#### SHORT TASK
Within the records that follow, find every line containing the string "this". Copy those lines.

#### THE DATA
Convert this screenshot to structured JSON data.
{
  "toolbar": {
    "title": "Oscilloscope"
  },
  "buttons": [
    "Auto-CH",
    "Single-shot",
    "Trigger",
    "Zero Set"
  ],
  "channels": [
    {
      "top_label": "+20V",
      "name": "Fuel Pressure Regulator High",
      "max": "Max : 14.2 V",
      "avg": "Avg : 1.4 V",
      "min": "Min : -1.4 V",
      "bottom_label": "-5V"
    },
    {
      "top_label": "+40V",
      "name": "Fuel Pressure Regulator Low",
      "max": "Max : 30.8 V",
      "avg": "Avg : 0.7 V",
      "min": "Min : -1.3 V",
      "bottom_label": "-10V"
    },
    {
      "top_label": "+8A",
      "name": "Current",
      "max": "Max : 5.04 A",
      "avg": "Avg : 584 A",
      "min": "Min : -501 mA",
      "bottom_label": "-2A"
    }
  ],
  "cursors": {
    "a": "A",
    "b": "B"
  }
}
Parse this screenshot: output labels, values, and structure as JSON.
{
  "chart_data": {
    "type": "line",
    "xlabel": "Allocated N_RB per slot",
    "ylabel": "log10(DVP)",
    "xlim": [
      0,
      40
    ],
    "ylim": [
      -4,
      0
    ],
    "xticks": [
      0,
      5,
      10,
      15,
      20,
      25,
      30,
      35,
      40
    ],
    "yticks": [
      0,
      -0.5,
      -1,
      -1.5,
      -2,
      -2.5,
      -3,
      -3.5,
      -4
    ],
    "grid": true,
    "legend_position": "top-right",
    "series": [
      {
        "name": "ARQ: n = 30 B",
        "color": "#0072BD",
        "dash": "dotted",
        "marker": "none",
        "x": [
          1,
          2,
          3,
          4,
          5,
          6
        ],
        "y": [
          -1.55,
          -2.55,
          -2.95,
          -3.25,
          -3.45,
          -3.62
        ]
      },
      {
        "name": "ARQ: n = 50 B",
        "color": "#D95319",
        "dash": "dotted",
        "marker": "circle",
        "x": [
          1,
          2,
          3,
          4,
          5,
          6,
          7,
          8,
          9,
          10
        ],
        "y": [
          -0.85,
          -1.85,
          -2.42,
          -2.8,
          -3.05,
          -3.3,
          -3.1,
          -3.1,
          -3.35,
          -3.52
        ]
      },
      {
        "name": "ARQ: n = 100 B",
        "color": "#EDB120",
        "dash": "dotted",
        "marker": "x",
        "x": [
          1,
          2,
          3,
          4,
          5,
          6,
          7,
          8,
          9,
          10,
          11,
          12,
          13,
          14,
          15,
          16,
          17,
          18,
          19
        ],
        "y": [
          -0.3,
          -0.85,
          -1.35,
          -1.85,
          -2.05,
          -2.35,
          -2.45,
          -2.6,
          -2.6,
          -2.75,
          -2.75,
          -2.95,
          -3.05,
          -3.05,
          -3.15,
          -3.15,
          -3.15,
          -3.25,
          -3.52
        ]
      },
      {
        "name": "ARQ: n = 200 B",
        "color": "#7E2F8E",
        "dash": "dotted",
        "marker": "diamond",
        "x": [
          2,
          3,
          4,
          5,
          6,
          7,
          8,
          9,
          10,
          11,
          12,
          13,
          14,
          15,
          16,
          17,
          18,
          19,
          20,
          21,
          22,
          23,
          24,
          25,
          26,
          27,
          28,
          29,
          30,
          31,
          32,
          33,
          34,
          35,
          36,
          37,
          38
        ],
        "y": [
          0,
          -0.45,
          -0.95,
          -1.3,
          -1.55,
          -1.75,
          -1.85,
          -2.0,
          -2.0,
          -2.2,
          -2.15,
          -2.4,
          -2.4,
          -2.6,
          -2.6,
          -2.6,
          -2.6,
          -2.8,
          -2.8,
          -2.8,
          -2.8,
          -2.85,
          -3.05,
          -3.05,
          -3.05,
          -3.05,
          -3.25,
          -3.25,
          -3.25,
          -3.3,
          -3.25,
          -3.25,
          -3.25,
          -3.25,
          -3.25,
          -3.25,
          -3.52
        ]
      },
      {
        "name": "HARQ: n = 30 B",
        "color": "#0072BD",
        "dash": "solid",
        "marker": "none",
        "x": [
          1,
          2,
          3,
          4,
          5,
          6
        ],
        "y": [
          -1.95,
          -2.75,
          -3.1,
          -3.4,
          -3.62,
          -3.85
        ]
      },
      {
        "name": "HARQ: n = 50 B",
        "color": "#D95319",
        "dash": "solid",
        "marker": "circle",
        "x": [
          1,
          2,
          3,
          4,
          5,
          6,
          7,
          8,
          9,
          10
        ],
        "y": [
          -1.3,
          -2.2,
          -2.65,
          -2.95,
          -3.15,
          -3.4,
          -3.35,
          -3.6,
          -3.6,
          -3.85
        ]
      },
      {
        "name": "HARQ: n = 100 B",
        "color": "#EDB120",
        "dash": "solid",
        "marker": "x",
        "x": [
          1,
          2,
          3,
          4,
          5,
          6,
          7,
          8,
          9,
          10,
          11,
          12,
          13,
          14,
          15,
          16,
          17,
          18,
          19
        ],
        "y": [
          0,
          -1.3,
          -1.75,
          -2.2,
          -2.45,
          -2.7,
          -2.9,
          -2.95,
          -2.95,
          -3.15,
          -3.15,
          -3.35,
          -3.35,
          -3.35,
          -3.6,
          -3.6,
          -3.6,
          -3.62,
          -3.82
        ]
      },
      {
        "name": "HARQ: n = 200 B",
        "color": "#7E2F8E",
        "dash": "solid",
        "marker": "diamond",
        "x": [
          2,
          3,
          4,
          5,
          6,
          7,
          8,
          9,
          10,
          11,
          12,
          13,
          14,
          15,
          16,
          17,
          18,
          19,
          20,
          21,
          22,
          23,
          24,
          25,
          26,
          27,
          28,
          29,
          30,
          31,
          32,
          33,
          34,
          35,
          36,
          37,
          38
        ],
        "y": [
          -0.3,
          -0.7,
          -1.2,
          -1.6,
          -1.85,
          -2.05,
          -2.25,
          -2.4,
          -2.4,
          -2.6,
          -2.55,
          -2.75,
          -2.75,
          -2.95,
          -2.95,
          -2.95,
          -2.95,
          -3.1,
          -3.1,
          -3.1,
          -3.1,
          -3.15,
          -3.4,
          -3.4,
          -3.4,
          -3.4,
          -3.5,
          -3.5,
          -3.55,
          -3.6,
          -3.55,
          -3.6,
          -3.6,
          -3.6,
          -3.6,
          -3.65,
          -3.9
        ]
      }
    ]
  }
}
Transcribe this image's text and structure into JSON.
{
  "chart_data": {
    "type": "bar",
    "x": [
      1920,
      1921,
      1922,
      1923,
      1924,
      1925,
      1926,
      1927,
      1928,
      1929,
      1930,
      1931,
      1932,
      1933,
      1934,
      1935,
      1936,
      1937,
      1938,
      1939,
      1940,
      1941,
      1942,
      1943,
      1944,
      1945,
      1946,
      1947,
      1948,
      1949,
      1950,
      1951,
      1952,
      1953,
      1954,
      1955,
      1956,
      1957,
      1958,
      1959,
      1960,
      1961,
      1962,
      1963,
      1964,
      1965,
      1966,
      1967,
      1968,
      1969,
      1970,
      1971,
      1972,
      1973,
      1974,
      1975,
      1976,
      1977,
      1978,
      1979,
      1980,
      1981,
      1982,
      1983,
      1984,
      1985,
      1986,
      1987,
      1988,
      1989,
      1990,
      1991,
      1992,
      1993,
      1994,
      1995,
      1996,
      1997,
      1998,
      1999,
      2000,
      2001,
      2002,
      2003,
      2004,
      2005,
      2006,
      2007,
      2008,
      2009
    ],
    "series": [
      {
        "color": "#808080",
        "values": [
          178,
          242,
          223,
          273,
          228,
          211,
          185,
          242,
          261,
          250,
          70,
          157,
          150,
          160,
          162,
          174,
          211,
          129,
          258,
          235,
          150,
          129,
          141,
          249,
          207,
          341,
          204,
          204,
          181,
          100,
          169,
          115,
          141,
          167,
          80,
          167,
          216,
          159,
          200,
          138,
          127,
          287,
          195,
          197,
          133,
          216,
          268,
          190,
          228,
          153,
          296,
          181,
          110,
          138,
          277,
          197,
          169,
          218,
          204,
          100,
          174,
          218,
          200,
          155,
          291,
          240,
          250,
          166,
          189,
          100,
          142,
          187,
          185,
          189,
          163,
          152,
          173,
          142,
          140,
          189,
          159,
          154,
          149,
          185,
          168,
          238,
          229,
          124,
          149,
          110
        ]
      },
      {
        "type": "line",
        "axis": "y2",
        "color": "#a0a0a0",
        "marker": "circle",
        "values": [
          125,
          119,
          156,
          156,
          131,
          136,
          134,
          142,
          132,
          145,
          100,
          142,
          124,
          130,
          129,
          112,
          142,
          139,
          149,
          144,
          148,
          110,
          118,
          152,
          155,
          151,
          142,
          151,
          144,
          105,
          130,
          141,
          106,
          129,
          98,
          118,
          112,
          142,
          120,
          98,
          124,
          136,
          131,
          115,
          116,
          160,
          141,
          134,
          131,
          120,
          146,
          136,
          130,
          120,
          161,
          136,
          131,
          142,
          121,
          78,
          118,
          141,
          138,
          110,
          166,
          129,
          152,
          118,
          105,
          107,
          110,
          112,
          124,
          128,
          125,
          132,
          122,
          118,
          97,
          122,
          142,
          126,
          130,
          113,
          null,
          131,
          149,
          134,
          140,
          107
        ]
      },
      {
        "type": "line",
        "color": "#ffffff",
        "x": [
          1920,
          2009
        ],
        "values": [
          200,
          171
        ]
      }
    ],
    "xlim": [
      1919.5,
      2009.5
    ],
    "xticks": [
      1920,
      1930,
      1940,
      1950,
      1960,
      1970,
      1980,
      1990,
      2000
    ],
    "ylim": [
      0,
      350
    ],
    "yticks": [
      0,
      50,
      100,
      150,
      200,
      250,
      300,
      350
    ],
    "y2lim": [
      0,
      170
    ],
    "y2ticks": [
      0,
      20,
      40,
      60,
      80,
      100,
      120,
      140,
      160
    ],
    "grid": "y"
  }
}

#### OUTPUT OF THE EXERCISE
Convert this screenshot to structured JSON data.
Parse this screenshot: output labels, values, and structure as JSON.
Transcribe this image's text and structure into JSON.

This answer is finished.